Write out every line of the material exactly as it appears.

★ ★ ★ ★ ★ ★ ★

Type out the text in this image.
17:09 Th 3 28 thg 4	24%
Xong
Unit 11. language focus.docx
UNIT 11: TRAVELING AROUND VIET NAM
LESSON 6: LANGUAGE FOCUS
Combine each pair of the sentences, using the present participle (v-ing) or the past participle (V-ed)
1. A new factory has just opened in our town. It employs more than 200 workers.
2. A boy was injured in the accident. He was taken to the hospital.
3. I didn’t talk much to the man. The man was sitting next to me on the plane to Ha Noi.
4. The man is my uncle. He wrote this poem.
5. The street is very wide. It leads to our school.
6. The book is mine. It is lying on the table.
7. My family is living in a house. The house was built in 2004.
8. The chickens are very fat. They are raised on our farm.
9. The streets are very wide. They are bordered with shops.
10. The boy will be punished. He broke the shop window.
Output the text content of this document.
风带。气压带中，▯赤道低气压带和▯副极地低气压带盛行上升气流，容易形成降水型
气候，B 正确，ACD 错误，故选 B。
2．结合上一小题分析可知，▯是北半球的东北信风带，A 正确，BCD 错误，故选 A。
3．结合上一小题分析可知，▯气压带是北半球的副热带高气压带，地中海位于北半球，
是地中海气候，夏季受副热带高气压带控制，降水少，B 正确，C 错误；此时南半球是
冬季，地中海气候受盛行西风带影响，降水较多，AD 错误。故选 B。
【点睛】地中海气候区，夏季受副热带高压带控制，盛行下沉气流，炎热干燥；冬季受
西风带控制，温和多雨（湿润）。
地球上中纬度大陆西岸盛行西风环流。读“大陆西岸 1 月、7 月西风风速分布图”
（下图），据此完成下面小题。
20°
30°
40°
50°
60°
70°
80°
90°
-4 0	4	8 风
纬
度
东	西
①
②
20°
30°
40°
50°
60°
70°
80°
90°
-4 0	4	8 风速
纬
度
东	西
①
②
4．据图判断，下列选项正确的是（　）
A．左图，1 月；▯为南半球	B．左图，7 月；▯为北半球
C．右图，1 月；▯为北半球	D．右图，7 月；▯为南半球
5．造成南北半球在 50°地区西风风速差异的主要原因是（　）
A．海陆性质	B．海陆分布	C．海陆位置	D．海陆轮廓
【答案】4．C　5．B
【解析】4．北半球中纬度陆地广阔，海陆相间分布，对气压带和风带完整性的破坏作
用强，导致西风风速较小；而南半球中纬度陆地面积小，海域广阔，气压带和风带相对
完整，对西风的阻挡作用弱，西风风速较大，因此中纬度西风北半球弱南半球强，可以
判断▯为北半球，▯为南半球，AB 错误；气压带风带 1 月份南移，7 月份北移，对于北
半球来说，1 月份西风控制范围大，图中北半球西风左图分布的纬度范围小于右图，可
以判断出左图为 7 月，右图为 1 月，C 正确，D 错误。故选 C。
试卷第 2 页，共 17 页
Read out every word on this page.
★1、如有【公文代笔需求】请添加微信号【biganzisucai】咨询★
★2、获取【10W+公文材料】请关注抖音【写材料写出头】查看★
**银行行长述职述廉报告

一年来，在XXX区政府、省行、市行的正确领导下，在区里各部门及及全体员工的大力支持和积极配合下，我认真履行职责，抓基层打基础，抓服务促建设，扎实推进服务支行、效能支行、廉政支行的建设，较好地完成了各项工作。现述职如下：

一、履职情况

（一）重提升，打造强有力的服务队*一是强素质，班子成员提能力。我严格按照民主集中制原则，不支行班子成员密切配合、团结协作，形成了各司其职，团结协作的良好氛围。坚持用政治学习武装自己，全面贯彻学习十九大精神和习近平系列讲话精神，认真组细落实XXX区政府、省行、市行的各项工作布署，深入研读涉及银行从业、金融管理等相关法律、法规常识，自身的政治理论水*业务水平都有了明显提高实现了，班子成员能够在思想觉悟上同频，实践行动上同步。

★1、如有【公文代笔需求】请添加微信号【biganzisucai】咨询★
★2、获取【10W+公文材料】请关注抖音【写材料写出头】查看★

★ ★ ★ ★ ★ ★ ★

* EXERCISE SOLUTION
Type out the text in this image.
17:09 Th 3 28 thg 4	24%
Xong
Unit 11. language focus.docx
UNIT 11: TRAVELING AROUND VIET NAM
LESSON 6: LANGUAGE FOCUS
Combine each pair of the sentences, using the present participle (v-ing) or the past participle (V-ed)
1. A new factory has just opened in our town. It employs more than 200 workers.
2. A boy was injured in the accident. He was taken to the hospital.
3. I didn’t talk much to the man. The man was sitting next to me on the plane to Ha Noi.
4. The man is my uncle. He wrote this poem.
5. The street is very wide. It leads to our school.
6. The book is mine. It is lying on the table.
7. My family is living in a house. The house was built in 2004.
8. The chickens are very fat. They are raised on our farm.
9. The streets are very wide. They are bordered with shops.
10. The boy will be punished. He broke the shop window.
Output the text content of this document.
风带。气压带中，▯赤道低气压带和▯副极地低气压带盛行上升气流，容易形成降水型
气候，B 正确，ACD 错误，故选 B。
2．结合上一小题分析可知，▯是北半球的东北信风带，A 正确，BCD 错误，故选 A。
3．结合上一小题分析可知，▯气压带是北半球的副热带高气压带，地中海位于北半球，
是地中海气候，夏季受副热带高气压带控制，降水少，B 正确，C 错误；此时南半球是
冬季，地中海气候受盛行西风带影响，降水较多，AD 错误。故选 B。
【点睛】地中海气候区，夏季受副热带高压带控制，盛行下沉气流，炎热干燥；冬季受
西风带控制，温和多雨（湿润）。
地球上中纬度大陆西岸盛行西风环流。读“大陆西岸 1 月、7 月西风风速分布图”
（下图），据此完成下面小题。
20°
30°
40°
50°
60°
70°
80°
90°
-4 0	4	8 风
纬
度
东	西
①
②
20°
30°
40°
50°
60°
70°
80°
90°
-4 0	4	8 风速
纬
度
东	西
①
②
4．据图判断，下列选项正确的是（　）
A．左图，1 月；▯为南半球	B．左图，7 月；▯为北半球
C．右图，1 月；▯为北半球	D．右图，7 月；▯为南半球
5．造成南北半球在 50°地区西风风速差异的主要原因是（　）
A．海陆性质	B．海陆分布	C．海陆位置	D．海陆轮廓
【答案】4．C　5．B
【解析】4．北半球中纬度陆地广阔，海陆相间分布，对气压带和风带完整性的破坏作
用强，导致西风风速较小；而南半球中纬度陆地面积小，海域广阔，气压带和风带相对
完整，对西风的阻挡作用弱，西风风速较大，因此中纬度西风北半球弱南半球强，可以
判断▯为北半球，▯为南半球，AB 错误；气压带风带 1 月份南移，7 月份北移，对于北
半球来说，1 月份西风控制范围大，图中北半球西风左图分布的纬度范围小于右图，可
以判断出左图为 7 月，右图为 1 月，C 正确，D 错误。故选 C。
试卷第 2 页，共 17 页
Read out every word on this page.
★1、如有【公文代笔需求】请添加微信号【biganzisucai】咨询★
★2、获取【10W+公文材料】请关注抖音【写材料写出头】查看★
**银行行长述职述廉报告

一年来，在XXX区政府、省行、市行的正确领导下，在区里各部门及及全体员工的大力支持和积极配合下，我认真履行职责，抓基层打基础，抓服务促建设，扎实推进服务支行、效能支行、廉政支行的建设，较好地完成了各项工作。现述职如下：

一、履职情况

（一）重提升，打造强有力的服务队*一是强素质，班子成员提能力。我严格按照民主集中制原则，不支行班子成员密切配合、团结协作，形成了各司其职，团结协作的良好氛围。坚持用政治学习武装自己，全面贯彻学习十九大精神和习近平系列讲话精神，认真组细落实XXX区政府、省行、市行的各项工作布署，深入研读涉及银行从业、金融管理等相关法律、法规常识，自身的政治理论水*业务水平都有了明显提高实现了，班子成员能够在思想觉悟上同频，实践行动上同步。

★1、如有【公文代笔需求】请添加微信号【biganzisucai】咨询★
★2、获取【10W+公文材料】请关注抖音【写材料写出头】查看★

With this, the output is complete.